◆ **TASK DIRECTIONS**: In the following material, identify every line holding the string "gilt" and return it.

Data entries
----

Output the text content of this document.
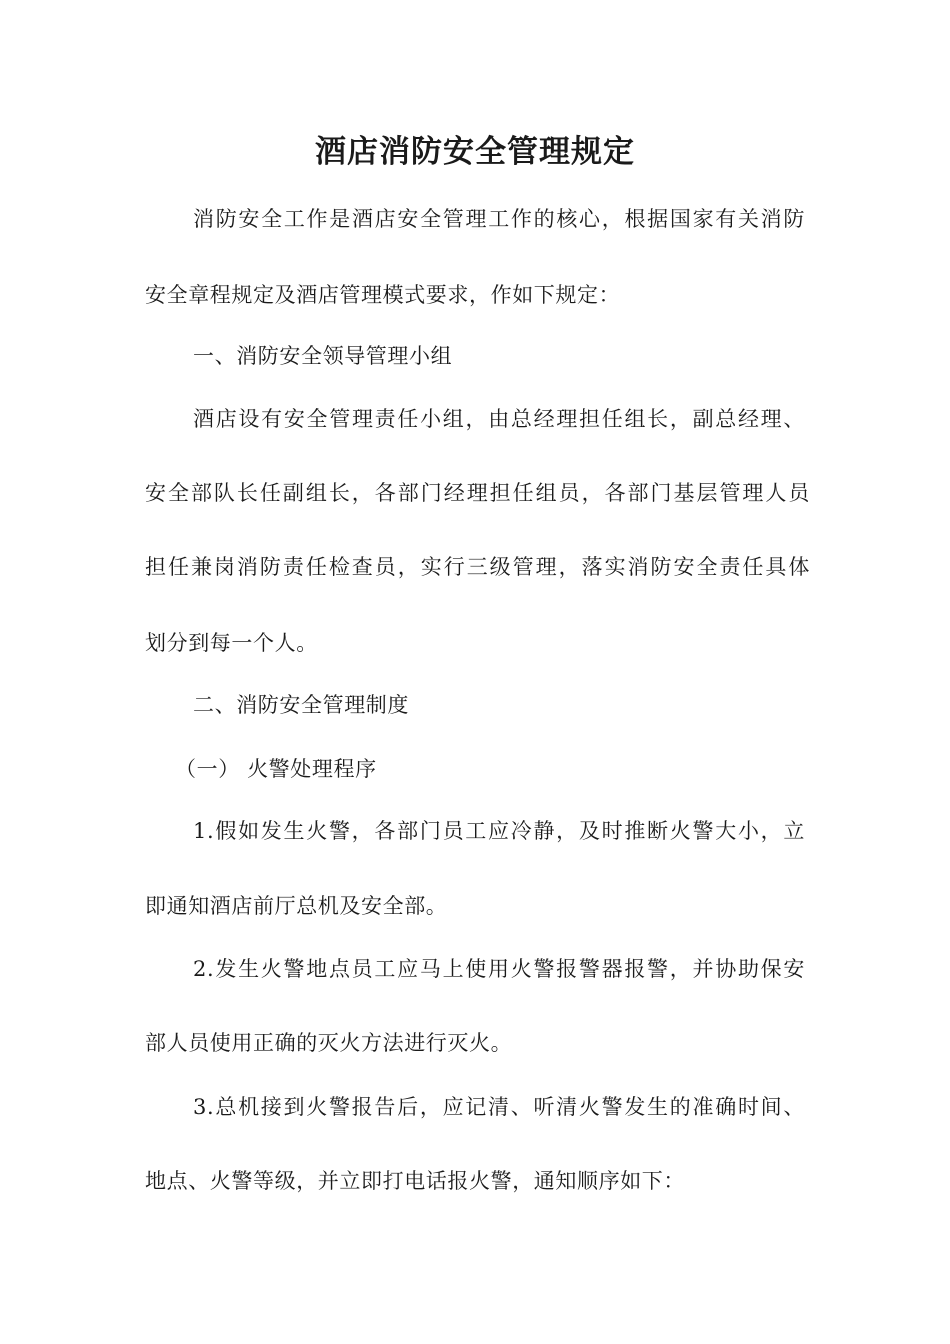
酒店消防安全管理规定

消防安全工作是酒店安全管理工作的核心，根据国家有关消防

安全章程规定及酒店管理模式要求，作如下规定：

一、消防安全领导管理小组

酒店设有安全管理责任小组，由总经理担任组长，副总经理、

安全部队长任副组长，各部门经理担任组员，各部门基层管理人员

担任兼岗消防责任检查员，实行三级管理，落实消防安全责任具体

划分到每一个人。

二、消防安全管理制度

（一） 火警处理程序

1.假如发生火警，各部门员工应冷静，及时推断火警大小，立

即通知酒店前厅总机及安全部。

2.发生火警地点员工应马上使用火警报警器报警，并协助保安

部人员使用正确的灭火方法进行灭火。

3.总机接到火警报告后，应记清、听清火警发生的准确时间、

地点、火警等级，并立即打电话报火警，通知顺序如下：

----

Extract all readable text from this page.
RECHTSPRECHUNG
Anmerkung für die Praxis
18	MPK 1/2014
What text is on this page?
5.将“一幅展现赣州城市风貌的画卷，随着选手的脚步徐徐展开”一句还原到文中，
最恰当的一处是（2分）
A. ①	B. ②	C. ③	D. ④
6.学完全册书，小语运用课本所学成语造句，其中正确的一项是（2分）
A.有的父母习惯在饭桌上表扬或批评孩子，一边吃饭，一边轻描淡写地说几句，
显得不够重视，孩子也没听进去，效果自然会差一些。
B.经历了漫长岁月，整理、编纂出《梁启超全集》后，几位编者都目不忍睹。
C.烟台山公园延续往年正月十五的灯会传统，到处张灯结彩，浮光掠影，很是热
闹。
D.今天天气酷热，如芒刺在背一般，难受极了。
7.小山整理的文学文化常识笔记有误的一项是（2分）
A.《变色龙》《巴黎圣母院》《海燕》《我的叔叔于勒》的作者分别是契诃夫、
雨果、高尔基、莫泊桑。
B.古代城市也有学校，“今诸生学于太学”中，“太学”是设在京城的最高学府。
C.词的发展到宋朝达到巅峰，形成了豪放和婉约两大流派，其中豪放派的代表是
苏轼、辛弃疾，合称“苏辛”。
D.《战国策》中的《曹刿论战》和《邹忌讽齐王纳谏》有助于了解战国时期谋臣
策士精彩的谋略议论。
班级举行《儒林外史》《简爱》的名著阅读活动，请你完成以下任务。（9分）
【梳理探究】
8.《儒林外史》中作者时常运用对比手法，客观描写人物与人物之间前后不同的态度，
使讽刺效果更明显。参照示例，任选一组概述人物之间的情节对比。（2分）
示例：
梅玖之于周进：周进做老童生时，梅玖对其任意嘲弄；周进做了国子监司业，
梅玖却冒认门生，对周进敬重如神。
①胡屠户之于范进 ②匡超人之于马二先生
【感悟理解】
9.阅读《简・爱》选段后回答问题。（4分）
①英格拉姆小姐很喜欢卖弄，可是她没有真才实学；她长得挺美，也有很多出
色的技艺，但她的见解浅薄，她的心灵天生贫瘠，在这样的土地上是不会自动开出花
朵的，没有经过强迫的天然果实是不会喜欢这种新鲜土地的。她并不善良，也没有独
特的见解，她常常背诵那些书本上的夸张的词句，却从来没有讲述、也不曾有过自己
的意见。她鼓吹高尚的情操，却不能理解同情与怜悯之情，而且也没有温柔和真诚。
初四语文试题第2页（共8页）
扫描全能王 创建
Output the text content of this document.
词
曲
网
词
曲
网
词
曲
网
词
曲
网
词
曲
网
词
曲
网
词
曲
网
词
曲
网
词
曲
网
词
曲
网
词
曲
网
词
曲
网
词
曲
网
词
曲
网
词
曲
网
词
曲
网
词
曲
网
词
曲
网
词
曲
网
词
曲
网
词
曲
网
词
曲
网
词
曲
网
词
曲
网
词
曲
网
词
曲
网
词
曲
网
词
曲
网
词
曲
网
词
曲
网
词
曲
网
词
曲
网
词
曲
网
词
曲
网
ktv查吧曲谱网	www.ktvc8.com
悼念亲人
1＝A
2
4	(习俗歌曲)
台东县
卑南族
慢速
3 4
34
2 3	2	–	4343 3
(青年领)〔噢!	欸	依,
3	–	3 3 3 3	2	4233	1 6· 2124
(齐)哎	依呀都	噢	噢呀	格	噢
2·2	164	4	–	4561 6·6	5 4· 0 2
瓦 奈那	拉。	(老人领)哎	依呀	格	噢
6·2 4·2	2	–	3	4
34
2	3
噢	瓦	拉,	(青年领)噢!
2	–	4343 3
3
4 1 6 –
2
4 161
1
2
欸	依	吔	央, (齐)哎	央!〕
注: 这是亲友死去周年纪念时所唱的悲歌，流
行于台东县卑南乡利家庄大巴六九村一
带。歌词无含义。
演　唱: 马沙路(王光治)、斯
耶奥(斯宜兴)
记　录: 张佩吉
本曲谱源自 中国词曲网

----

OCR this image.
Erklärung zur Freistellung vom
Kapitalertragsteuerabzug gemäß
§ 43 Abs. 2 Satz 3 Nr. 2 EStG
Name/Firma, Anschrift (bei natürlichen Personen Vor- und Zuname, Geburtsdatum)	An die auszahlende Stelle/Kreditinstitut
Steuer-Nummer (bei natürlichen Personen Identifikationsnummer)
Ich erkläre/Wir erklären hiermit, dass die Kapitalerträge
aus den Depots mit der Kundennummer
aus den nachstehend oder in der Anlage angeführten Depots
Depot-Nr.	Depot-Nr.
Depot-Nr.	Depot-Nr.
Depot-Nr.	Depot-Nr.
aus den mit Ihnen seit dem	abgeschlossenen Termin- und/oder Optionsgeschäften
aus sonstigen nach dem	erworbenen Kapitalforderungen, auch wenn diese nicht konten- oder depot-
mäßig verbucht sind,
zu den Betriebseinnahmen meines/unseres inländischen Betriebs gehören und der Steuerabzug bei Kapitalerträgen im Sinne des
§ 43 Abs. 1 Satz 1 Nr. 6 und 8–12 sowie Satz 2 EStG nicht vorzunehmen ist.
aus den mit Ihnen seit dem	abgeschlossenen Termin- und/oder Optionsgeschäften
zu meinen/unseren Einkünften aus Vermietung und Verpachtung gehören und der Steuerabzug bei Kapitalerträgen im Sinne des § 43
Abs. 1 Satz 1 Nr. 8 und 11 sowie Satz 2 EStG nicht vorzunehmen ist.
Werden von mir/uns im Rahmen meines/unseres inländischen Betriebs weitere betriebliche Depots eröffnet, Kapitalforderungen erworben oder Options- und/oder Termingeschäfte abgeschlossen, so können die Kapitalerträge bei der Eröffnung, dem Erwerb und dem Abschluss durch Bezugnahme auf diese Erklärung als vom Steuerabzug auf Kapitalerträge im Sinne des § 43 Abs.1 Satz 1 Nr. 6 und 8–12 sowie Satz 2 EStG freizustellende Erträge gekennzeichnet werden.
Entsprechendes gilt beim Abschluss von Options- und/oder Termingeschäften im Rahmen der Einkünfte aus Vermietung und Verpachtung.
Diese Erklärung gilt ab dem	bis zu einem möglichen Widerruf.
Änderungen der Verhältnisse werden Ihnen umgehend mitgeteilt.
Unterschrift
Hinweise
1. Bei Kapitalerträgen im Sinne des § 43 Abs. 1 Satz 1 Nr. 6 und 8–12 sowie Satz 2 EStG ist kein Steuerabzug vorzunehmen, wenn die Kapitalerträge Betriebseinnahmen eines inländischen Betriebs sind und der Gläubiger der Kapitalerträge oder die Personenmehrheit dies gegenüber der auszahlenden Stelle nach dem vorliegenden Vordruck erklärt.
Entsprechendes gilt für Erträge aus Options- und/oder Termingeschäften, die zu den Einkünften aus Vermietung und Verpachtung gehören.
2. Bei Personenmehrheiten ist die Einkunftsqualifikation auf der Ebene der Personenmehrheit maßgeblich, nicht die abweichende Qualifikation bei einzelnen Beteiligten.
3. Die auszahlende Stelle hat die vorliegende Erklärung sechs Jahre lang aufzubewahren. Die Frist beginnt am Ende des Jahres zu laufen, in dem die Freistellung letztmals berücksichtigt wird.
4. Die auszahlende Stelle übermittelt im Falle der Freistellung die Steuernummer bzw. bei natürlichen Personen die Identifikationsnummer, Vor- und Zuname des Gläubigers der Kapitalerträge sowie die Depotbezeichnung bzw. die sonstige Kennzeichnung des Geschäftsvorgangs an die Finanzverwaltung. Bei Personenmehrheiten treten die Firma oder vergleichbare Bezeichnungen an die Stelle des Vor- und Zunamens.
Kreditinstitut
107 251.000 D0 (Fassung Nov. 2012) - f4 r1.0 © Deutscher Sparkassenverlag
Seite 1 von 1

----

◆ **TASK RESULT**:
Entsprechendes gilt beim Abschluss von Options- und/oder Termingeschäften im Rahmen der Einkünfte aus Vermietung und Verpachtung.
Diese Erklärung gilt ab dem	bis zu einem möglichen Widerruf.
Entsprechendes gilt für Erträge aus Options- und/oder Termingeschäften, die zu den Einkünften aus Vermietung und Verpachtung gehören.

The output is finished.